**GOAL:** Transcribe all records exactly.

**DATA ROWS:**
______
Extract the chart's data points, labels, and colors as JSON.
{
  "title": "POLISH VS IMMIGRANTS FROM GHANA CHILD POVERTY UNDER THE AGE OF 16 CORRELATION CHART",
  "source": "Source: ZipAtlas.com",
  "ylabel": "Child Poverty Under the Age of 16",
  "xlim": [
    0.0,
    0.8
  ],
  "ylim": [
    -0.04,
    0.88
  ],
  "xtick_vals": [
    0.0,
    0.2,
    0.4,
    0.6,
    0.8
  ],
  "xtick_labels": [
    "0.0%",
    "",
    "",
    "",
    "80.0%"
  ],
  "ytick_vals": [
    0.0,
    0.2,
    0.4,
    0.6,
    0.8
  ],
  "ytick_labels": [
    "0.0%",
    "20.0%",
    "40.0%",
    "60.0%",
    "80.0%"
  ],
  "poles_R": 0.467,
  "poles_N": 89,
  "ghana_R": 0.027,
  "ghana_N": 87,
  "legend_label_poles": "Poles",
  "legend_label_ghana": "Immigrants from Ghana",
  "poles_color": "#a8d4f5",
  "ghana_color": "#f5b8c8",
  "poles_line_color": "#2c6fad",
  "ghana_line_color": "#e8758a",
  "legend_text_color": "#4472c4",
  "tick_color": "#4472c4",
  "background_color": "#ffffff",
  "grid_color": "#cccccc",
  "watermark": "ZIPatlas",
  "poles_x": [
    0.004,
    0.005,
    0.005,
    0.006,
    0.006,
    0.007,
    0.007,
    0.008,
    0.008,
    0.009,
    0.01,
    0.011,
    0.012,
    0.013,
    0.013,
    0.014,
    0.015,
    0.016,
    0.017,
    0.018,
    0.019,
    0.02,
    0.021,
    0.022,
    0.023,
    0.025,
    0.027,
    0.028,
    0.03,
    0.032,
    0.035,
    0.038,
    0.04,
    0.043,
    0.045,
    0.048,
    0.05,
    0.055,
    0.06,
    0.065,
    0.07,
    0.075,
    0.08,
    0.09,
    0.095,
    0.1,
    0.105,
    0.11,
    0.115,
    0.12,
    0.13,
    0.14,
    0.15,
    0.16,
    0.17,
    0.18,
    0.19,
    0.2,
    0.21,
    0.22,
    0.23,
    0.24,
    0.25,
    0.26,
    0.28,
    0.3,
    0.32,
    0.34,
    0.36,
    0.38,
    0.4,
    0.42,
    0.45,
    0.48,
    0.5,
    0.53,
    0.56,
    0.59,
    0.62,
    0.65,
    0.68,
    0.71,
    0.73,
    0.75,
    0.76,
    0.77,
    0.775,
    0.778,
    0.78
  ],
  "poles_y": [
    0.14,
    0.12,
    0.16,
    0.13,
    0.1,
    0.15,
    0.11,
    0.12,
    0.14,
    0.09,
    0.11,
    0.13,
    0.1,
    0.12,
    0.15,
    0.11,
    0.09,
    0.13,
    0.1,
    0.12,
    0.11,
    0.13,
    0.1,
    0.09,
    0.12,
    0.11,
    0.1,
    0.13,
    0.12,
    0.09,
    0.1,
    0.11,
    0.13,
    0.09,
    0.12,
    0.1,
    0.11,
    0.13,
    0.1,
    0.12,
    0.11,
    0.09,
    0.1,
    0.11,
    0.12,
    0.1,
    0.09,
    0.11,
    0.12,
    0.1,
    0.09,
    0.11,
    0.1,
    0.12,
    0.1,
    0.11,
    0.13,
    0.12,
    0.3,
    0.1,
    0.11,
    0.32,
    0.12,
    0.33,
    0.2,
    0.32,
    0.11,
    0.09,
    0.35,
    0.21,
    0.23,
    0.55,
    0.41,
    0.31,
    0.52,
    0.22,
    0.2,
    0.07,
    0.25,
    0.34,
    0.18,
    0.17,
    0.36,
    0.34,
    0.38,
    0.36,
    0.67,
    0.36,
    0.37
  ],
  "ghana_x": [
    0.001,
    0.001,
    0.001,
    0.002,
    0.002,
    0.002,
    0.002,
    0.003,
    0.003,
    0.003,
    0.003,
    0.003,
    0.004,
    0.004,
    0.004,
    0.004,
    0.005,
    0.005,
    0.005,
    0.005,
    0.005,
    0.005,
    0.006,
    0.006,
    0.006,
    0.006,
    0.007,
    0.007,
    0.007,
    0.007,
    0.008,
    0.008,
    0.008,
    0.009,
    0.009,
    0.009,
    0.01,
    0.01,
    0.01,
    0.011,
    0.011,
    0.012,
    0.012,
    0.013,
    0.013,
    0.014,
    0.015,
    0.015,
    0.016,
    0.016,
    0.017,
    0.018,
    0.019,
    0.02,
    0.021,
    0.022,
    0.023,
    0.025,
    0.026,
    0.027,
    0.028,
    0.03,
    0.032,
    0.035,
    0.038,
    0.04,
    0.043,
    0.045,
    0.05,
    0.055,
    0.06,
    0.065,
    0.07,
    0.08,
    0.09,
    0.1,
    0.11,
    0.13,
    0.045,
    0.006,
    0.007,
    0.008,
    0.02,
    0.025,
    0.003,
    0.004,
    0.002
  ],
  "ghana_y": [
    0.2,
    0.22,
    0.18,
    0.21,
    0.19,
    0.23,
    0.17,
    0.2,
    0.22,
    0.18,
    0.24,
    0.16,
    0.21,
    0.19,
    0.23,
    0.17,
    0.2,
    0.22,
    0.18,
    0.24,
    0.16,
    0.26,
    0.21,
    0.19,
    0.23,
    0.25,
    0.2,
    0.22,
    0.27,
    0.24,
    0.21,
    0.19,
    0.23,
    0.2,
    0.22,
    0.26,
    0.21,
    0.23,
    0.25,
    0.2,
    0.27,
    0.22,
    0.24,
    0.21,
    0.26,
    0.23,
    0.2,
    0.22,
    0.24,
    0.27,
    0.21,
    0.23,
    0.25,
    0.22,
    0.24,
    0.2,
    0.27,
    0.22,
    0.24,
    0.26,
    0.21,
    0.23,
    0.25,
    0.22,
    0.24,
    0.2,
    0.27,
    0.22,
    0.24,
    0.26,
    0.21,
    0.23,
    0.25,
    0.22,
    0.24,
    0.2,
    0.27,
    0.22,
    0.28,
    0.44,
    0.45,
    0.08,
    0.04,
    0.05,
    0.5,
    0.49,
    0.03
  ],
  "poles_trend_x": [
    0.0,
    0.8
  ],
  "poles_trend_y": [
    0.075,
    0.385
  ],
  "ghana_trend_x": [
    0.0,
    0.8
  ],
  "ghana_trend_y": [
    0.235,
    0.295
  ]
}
______
**TASK RESPONSE:**
Extract the chart's data points, labels, and colors as JSON.
{
  "title": "POLISH VS IMMIGRANTS FROM GHANA CHILD POVERTY UNDER THE AGE OF 16 CORRELATION CHART",
  "source": "Source: ZipAtlas.com",
  "ylabel": "Child Poverty Under the Age of 16",
  "xlim": [
    0.0,
    0.8
  ],
  "ylim": [
    -0.04,
    0.88
  ],
  "xtick_vals": [
    0.0,
    0.2,
    0.4,
    0.6,
    0.8
  ],
  "xtick_labels": [
    "0.0%",
    "",
    "",
    "",
    "80.0%"
  ],
  "ytick_vals": [
    0.0,
    0.2,
    0.4,
    0.6,
    0.8
  ],
  "ytick_labels": [
    "0.0%",
    "20.0%",
    "40.0%",
    "60.0%",
    "80.0%"
  ],
  "poles_R": 0.467,
  "poles_N": 89,
  "ghana_R": 0.027,
  "ghana_N": 87,
  "legend_label_poles": "Poles",
  "legend_label_ghana": "Immigrants from Ghana",
  "poles_color": "#a8d4f5",
  "ghana_color": "#f5b8c8",
  "poles_line_color": "#2c6fad",
  "ghana_line_color": "#e8758a",
  "legend_text_color": "#4472c4",
  "tick_color": "#4472c4",
  "background_color": "#ffffff",
  "grid_color": "#cccccc",
  "watermark": "ZIPatlas",
  "poles_x": [
    0.004,
    0.005,
    0.005,
    0.006,
    0.006,
    0.007,
    0.007,
    0.008,
    0.008,
    0.009,
    0.01,
    0.011,
    0.012,
    0.013,
    0.013,
    0.014,
    0.015,
    0.016,
    0.017,
    0.018,
    0.019,
    0.02,
    0.021,
    0.022,
    0.023,
    0.025,
    0.027,
    0.028,
    0.03,
    0.032,
    0.035,
    0.038,
    0.04,
    0.043,
    0.045,
    0.048,
    0.05,
    0.055,
    0.06,
    0.065,
    0.07,
    0.075,
    0.08,
    0.09,
    0.095,
    0.1,
    0.105,
    0.11,
    0.115,
    0.12,
    0.13,
    0.14,
    0.15,
    0.16,
    0.17,
    0.18,
    0.19,
    0.2,
    0.21,
    0.22,
    0.23,
    0.24,
    0.25,
    0.26,
    0.28,
    0.3,
    0.32,
    0.34,
    0.36,
    0.38,
    0.4,
    0.42,
    0.45,
    0.48,
    0.5,
    0.53,
    0.56,
    0.59,
    0.62,
    0.65,
    0.68,
    0.71,
    0.73,
    0.75,
    0.76,
    0.77,
    0.775,
    0.778,
    0.78
  ],
  "poles_y": [
    0.14,
    0.12,
    0.16,
    0.13,
    0.1,
    0.15,
    0.11,
    0.12,
    0.14,
    0.09,
    0.11,
    0.13,
    0.1,
    0.12,
    0.15,
    0.11,
    0.09,
    0.13,
    0.1,
    0.12,
    0.11,
    0.13,
    0.1,
    0.09,
    0.12,
    0.11,
    0.1,
    0.13,
    0.12,
    0.09,
    0.1,
    0.11,
    0.13,
    0.09,
    0.12,
    0.1,
    0.11,
    0.13,
    0.1,
    0.12,
    0.11,
    0.09,
    0.1,
    0.11,
    0.12,
    0.1,
    0.09,
    0.11,
    0.12,
    0.1,
    0.09,
    0.11,
    0.1,
    0.12,
    0.1,
    0.11,
    0.13,
    0.12,
    0.3,
    0.1,
    0.11,
    0.32,
    0.12,
    0.33,
    0.2,
    0.32,
    0.11,
    0.09,
    0.35,
    0.21,
    0.23,
    0.55,
    0.41,
    0.31,
    0.52,
    0.22,
    0.2,
    0.07,
    0.25,
    0.34,
    0.18,
    0.17,
    0.36,
    0.34,
    0.38,
    0.36,
    0.67,
    0.36,
    0.37
  ],
  "ghana_x": [
    0.001,
    0.001,
    0.001,
    0.002,
    0.002,
    0.002,
    0.002,
    0.003,
    0.003,
    0.003,
    0.003,
    0.003,
    0.004,
    0.004,
    0.004,
    0.004,
    0.005,
    0.005,
    0.005,
    0.005,
    0.005,
    0.005,
    0.006,
    0.006,
    0.006,
    0.006,
    0.007,
    0.007,
    0.007,
    0.007,
    0.008,
    0.008,
    0.008,
    0.009,
    0.009,
    0.009,
    0.01,
    0.01,
    0.01,
    0.011,
    0.011,
    0.012,
    0.012,
    0.013,
    0.013,
    0.014,
    0.015,
    0.015,
    0.016,
    0.016,
    0.017,
    0.018,
    0.019,
    0.02,
    0.021,
    0.022,
    0.023,
    0.025,
    0.026,
    0.027,
    0.028,
    0.03,
    0.032,
    0.035,
    0.038,
    0.04,
    0.043,
    0.045,
    0.05,
    0.055,
    0.06,
    0.065,
    0.07,
    0.08,
    0.09,
    0.1,
    0.11,
    0.13,
    0.045,
    0.006,
    0.007,
    0.008,
    0.02,
    0.025,
    0.003,
    0.004,
    0.002
  ],
  "ghana_y": [
    0.2,
    0.22,
    0.18,
    0.21,
    0.19,
    0.23,
    0.17,
    0.2,
    0.22,
    0.18,
    0.24,
    0.16,
    0.21,
    0.19,
    0.23,
    0.17,
    0.2,
    0.22,
    0.18,
    0.24,
    0.16,
    0.26,
    0.21,
    0.19,
    0.23,
    0.25,
    0.2,
    0.22,
    0.27,
    0.24,
    0.21,
    0.19,
    0.23,
    0.2,
    0.22,
    0.26,
    0.21,
    0.23,
    0.25,
    0.2,
    0.27,
    0.22,
    0.24,
    0.21,
    0.26,
    0.23,
    0.2,
    0.22,
    0.24,
    0.27,
    0.21,
    0.23,
    0.25,
    0.22,
    0.24,
    0.2,
    0.27,
    0.22,
    0.24,
    0.26,
    0.21,
    0.23,
    0.25,
    0.22,
    0.24,
    0.2,
    0.27,
    0.22,
    0.24,
    0.26,
    0.21,
    0.23,
    0.25,
    0.22,
    0.24,
    0.2,
    0.27,
    0.22,
    0.28,
    0.44,
    0.45,
    0.08,
    0.04,
    0.05,
    0.5,
    0.49,
    0.03
  ],
  "poles_trend_x": [
    0.0,
    0.8
  ],
  "poles_trend_y": [
    0.075,
    0.385
  ],
  "ghana_trend_x": [
    0.0,
    0.8
  ],
  "ghana_trend_y": [
    0.235,
    0.295
  ]
}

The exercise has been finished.